◆ DO THIS: Search the material for the string "power", then return every line where it is found.

◆ Stored data entries:
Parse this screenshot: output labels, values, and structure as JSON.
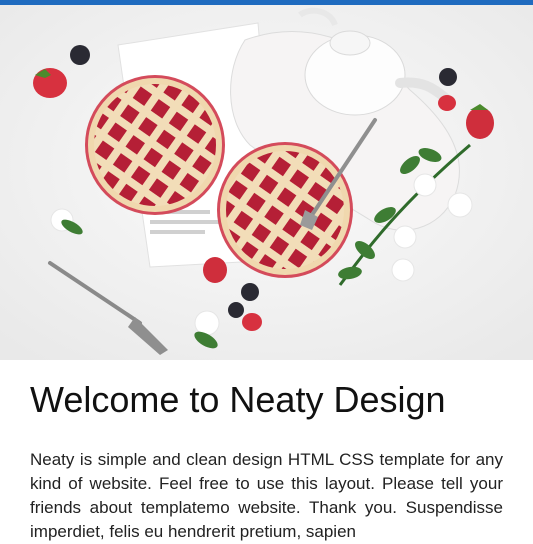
{
  "theme": {
    "accent": "#1f6bbf"
  },
  "hero": {
    "image_alt": "pies with berries and flowers"
  },
  "content": {
    "title": "Welcome to Neaty Design",
    "intro": "Neaty is simple and clean design HTML CSS template for any kind of website. Feel free to use this layout. Please tell your friends about templatemo website. Thank you. Suspendisse imperdiet, felis eu hendrerit pretium, sapien"
  }
}
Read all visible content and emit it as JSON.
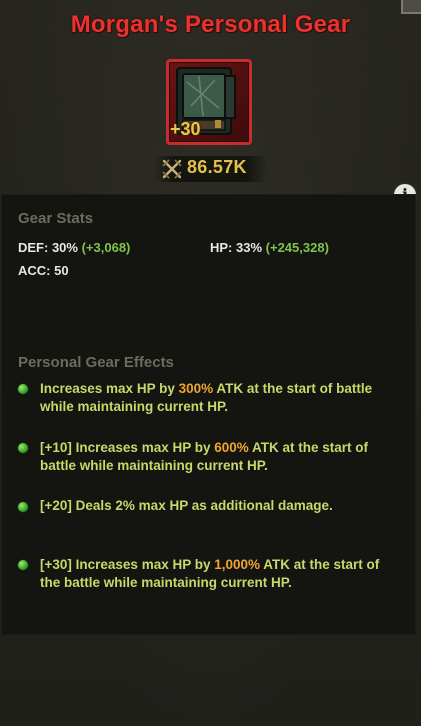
{
  "title": "Morgan's Personal Gear",
  "gear": {
    "upgrade_level": "+30",
    "power": "86.57K"
  },
  "colors": {
    "title": "#e8332f",
    "accent_gold": "#e6c04a",
    "bonus_green": "#7fc34b",
    "effect_text": "#c8d86a",
    "highlight": "#f0a530",
    "frame_red": "#c92c2c"
  },
  "gear_stats": {
    "heading": "Gear Stats",
    "def_label": "DEF: 30%",
    "def_bonus": "(+3,068)",
    "hp_label": "HP: 33%",
    "hp_bonus": "(+245,328)",
    "acc_label": "ACC: 50"
  },
  "effects": {
    "heading": "Personal Gear Effects",
    "items": [
      {
        "before": "Increases max HP by ",
        "value": "300%",
        "after": " ATK at the start of battle while maintaining current HP."
      },
      {
        "before": "[+10] Increases max HP by ",
        "value": "600%",
        "after": " ATK at the start of battle while maintaining current HP."
      },
      {
        "before": "[+20] Deals 2% max HP as additional damage.",
        "value": "",
        "after": ""
      },
      {
        "before": "[+30] Increases max HP by ",
        "value": "1,000%",
        "after": " ATK at the start of the battle while maintaining current HP."
      }
    ]
  },
  "icons": {
    "info": "i",
    "power": "crossed-swords-icon",
    "gear": "backpack-icon"
  }
}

◆ ANSWER TO THIS EXERCISE:
    "power": "86.57K"
    "power": "crossed-swords-icon",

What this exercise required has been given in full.